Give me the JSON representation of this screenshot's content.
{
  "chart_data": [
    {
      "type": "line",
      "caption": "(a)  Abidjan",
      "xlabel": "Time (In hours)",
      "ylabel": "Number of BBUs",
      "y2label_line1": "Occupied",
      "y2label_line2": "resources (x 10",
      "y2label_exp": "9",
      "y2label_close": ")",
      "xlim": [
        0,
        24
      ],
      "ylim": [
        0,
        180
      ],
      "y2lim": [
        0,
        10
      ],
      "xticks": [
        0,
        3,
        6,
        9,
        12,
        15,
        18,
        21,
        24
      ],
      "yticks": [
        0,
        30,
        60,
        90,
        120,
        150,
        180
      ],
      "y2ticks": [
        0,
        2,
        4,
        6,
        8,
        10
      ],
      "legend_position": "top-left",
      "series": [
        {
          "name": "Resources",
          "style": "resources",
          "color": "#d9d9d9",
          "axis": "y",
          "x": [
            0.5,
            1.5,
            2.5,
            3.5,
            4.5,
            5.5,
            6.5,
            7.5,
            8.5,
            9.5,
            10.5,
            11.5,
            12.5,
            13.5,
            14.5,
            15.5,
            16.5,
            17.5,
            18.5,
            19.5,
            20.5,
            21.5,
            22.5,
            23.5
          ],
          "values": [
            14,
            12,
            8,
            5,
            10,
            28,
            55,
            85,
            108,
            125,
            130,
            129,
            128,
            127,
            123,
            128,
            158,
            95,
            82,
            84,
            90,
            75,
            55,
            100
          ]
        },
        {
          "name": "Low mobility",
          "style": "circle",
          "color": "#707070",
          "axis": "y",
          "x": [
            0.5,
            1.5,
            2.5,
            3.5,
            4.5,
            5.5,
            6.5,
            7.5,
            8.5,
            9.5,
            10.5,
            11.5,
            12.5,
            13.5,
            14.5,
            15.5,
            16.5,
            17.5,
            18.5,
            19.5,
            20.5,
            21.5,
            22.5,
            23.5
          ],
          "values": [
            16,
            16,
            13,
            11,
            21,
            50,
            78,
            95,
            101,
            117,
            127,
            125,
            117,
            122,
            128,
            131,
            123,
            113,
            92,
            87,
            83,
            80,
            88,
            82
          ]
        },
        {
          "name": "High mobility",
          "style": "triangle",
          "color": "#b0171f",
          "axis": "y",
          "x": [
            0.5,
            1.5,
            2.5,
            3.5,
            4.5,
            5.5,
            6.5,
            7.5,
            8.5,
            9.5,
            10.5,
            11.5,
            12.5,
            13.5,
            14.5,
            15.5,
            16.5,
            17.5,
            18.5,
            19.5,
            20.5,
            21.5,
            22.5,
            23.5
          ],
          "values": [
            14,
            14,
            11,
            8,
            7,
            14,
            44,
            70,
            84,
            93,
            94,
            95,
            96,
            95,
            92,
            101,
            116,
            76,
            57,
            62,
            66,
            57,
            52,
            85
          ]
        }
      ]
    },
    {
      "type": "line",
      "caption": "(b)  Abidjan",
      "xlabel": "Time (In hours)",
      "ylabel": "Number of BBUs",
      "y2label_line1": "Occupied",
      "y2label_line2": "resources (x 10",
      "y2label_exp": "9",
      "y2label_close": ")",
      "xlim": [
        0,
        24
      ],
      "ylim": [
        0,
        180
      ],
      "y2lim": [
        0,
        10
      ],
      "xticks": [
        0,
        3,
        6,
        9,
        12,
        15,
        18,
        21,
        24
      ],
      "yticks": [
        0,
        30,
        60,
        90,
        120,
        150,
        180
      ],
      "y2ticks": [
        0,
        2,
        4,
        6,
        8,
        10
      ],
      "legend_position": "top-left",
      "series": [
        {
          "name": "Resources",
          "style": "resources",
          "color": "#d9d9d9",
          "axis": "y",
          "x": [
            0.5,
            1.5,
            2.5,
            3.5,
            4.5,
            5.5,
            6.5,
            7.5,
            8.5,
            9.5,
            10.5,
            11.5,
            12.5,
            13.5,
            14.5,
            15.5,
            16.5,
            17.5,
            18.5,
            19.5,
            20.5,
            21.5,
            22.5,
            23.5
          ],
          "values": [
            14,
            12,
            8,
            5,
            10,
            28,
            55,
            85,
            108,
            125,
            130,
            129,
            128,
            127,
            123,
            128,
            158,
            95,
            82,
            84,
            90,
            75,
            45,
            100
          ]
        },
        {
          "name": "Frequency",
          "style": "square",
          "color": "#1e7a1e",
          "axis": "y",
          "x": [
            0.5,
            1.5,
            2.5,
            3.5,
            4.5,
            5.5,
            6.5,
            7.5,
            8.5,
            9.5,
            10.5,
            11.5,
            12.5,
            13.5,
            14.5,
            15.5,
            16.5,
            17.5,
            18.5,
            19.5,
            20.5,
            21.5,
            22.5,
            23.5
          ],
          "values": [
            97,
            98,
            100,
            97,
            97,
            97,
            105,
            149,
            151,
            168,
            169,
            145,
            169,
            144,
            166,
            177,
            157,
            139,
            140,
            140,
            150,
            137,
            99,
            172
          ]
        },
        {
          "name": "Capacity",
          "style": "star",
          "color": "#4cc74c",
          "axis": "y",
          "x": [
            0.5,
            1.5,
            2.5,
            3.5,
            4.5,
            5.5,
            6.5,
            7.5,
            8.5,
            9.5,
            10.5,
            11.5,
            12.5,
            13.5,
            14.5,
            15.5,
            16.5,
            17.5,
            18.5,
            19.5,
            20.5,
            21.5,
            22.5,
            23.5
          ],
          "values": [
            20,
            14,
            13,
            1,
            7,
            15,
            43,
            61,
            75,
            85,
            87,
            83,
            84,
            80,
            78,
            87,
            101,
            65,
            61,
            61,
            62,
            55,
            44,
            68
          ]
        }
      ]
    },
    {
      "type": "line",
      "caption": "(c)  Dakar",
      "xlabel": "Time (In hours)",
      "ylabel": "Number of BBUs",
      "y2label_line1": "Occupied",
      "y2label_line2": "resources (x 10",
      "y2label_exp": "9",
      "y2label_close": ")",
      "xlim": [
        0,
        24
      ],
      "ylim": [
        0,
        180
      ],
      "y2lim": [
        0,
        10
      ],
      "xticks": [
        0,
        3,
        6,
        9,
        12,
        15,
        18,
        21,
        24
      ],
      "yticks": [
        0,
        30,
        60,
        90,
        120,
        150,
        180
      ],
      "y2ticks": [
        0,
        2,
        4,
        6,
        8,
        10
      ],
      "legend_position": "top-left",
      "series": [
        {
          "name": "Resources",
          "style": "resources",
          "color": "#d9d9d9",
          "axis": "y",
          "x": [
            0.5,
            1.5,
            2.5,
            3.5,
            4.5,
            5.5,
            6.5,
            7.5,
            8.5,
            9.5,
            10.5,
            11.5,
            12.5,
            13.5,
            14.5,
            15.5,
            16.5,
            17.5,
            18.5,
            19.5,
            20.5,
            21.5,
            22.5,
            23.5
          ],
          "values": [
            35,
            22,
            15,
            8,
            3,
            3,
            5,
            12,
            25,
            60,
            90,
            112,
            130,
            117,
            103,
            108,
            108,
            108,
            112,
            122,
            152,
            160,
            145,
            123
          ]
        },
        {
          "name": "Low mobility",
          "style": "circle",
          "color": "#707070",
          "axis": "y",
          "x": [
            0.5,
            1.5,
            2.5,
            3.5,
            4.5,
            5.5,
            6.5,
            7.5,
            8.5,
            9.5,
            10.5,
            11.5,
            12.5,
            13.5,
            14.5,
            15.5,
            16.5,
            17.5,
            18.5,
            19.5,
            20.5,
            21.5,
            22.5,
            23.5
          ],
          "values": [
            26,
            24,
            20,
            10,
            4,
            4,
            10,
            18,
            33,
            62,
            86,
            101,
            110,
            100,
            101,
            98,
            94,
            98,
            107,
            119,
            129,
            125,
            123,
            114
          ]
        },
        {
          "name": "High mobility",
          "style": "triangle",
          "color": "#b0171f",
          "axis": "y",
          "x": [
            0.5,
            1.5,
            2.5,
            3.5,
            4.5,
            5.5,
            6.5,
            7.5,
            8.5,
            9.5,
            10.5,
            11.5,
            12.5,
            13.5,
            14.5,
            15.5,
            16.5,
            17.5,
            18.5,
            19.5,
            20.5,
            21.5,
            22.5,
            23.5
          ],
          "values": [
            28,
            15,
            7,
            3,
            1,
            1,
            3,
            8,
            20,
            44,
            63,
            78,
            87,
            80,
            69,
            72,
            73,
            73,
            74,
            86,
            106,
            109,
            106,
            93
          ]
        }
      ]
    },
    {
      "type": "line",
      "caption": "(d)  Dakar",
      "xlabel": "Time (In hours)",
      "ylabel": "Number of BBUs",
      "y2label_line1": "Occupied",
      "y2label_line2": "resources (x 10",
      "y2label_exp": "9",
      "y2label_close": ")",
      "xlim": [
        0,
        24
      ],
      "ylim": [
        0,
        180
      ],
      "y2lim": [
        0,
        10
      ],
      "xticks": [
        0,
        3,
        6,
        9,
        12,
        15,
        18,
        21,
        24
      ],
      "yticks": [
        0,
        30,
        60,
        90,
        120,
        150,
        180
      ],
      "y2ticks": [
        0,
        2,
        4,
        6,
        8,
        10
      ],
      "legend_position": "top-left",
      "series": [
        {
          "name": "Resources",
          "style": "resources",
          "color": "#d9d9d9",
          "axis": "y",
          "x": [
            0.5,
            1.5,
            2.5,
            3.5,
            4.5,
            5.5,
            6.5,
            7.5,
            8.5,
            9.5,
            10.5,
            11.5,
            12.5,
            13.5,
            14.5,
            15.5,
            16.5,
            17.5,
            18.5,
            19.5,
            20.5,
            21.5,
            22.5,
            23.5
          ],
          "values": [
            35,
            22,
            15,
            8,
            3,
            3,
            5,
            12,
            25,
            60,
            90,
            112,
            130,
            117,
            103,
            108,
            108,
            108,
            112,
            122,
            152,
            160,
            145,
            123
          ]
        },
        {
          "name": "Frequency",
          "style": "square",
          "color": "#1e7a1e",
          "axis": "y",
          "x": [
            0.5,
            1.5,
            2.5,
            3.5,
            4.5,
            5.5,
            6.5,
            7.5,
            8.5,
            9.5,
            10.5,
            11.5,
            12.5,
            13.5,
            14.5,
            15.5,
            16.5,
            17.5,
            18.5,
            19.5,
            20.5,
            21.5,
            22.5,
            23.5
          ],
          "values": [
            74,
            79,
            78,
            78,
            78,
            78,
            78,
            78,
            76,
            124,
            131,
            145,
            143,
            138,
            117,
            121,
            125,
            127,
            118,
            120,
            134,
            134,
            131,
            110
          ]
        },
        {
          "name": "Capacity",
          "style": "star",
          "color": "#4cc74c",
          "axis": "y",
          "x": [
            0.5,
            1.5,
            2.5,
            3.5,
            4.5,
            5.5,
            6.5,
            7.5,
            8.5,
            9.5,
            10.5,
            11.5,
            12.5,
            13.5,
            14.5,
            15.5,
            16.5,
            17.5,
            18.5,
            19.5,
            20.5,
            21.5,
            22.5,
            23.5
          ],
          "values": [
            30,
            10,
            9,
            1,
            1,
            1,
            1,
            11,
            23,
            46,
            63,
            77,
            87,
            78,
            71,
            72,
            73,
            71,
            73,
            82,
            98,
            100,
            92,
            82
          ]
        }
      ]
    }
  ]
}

___

EXERCISE GOAL: Go through the listing above and work out how many lines contain the string "Abidjan". Reply with the number alone.

FINAL ANSWER: 2